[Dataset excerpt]
%%

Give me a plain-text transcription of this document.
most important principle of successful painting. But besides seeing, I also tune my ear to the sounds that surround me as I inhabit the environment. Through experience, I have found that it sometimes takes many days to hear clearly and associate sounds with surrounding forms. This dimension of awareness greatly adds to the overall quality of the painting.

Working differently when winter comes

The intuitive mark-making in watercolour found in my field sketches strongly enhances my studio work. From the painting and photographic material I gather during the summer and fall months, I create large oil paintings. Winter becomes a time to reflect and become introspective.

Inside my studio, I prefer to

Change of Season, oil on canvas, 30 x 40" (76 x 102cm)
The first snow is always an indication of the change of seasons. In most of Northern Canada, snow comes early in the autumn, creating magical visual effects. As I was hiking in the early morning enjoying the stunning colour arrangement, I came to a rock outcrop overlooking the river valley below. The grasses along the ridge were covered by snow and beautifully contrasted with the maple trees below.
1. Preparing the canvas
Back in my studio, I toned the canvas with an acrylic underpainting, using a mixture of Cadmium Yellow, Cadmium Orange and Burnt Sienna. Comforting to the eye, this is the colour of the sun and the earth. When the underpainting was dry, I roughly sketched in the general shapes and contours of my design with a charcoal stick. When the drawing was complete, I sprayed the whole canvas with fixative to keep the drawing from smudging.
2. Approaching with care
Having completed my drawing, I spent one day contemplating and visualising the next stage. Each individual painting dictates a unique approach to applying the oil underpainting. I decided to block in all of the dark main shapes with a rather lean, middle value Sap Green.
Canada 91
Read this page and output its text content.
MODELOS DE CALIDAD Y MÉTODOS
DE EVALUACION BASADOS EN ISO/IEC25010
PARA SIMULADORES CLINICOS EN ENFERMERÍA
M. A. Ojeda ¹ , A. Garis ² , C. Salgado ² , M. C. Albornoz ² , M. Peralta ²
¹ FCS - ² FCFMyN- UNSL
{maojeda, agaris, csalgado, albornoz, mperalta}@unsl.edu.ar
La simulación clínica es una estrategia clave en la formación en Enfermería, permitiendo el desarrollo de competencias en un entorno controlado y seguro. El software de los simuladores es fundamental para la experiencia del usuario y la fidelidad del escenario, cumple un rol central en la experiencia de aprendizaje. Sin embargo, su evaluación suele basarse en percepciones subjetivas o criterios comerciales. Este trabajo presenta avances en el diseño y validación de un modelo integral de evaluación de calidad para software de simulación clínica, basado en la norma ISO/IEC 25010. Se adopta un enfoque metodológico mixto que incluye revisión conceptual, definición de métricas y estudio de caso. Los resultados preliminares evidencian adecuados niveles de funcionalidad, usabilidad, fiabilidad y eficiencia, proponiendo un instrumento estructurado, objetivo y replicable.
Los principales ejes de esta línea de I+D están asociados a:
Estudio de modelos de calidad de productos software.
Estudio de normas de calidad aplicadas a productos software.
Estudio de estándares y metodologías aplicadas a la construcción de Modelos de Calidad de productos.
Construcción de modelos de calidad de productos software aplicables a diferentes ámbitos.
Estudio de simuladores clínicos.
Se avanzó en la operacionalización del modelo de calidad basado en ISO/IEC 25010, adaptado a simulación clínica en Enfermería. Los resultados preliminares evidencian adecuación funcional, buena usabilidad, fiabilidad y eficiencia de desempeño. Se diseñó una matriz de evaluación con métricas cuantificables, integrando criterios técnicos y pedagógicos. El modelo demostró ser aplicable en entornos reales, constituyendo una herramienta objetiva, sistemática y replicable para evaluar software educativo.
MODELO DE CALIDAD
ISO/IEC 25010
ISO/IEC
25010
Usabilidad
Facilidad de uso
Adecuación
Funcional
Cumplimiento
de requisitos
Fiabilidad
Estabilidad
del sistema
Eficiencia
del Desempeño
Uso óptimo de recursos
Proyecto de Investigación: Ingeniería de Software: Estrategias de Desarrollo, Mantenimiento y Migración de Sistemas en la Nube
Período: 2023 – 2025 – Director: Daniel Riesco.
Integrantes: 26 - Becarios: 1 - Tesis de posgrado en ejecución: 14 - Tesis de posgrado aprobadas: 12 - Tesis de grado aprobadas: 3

%%

- Stated problem -
Copy all data exactly, start to finish.

- Reply to the exercise -
Give me a plain-text transcription of this document.
most important principle of successful painting. But besides seeing, I also tune my ear to the sounds that surround me as I inhabit the environment. Through experience, I have found that it sometimes takes many days to hear clearly and associate sounds with surrounding forms. This dimension of awareness greatly adds to the overall quality of the painting.

Working differently when winter comes

The intuitive mark-making in watercolour found in my field sketches strongly enhances my studio work. From the painting and photographic material I gather during the summer and fall months, I create large oil paintings. Winter becomes a time to reflect and become introspective.

Inside my studio, I prefer to

Change of Season, oil on canvas, 30 x 40" (76 x 102cm)
The first snow is always an indication of the change of seasons. In most of Northern Canada, snow comes early in the autumn, creating magical visual effects. As I was hiking in the early morning enjoying the stunning colour arrangement, I came to a rock outcrop overlooking the river valley below. The grasses along the ridge were covered by snow and beautifully contrasted with the maple trees below.
1. Preparing the canvas
Back in my studio, I toned the canvas with an acrylic underpainting, using a mixture of Cadmium Yellow, Cadmium Orange and Burnt Sienna. Comforting to the eye, this is the colour of the sun and the earth. When the underpainting was dry, I roughly sketched in the general shapes and contours of my design with a charcoal stick. When the drawing was complete, I sprayed the whole canvas with fixative to keep the drawing from smudging.
2. Approaching with care
Having completed my drawing, I spent one day contemplating and visualising the next stage. Each individual painting dictates a unique approach to applying the oil underpainting. I decided to block in all of the dark main shapes with a rather lean, middle value Sap Green.
Canada 91
Read this page and output its text content.
MODELOS DE CALIDAD Y MÉTODOS
DE EVALUACION BASADOS EN ISO/IEC25010
PARA SIMULADORES CLINICOS EN ENFERMERÍA
M. A. Ojeda ¹ , A. Garis ² , C. Salgado ² , M. C. Albornoz ² , M. Peralta ²
¹ FCS - ² FCFMyN- UNSL
{maojeda, agaris, csalgado, albornoz, mperalta}@unsl.edu.ar
La simulación clínica es una estrategia clave en la formación en Enfermería, permitiendo el desarrollo de competencias en un entorno controlado y seguro. El software de los simuladores es fundamental para la experiencia del usuario y la fidelidad del escenario, cumple un rol central en la experiencia de aprendizaje. Sin embargo, su evaluación suele basarse en percepciones subjetivas o criterios comerciales. Este trabajo presenta avances en el diseño y validación de un modelo integral de evaluación de calidad para software de simulación clínica, basado en la norma ISO/IEC 25010. Se adopta un enfoque metodológico mixto que incluye revisión conceptual, definición de métricas y estudio de caso. Los resultados preliminares evidencian adecuados niveles de funcionalidad, usabilidad, fiabilidad y eficiencia, proponiendo un instrumento estructurado, objetivo y replicable.
Los principales ejes de esta línea de I+D están asociados a:
Estudio de modelos de calidad de productos software.
Estudio de normas de calidad aplicadas a productos software.
Estudio de estándares y metodologías aplicadas a la construcción de Modelos de Calidad de productos.
Construcción de modelos de calidad de productos software aplicables a diferentes ámbitos.
Estudio de simuladores clínicos.
Se avanzó en la operacionalización del modelo de calidad basado en ISO/IEC 25010, adaptado a simulación clínica en Enfermería. Los resultados preliminares evidencian adecuación funcional, buena usabilidad, fiabilidad y eficiencia de desempeño. Se diseñó una matriz de evaluación con métricas cuantificables, integrando criterios técnicos y pedagógicos. El modelo demostró ser aplicable en entornos reales, constituyendo una herramienta objetiva, sistemática y replicable para evaluar software educativo.
MODELO DE CALIDAD
ISO/IEC 25010
ISO/IEC
25010
Usabilidad
Facilidad de uso
Adecuación
Funcional
Cumplimiento
de requisitos
Fiabilidad
Estabilidad
del sistema
Eficiencia
del Desempeño
Uso óptimo de recursos
Proyecto de Investigación: Ingeniería de Software: Estrategias de Desarrollo, Mantenimiento y Migración de Sistemas en la Nube
Período: 2023 – 2025 – Director: Daniel Riesco.
Integrantes: 26 - Becarios: 1 - Tesis de posgrado en ejecución: 14 - Tesis de posgrado aprobadas: 12 - Tesis de grado aprobadas: 3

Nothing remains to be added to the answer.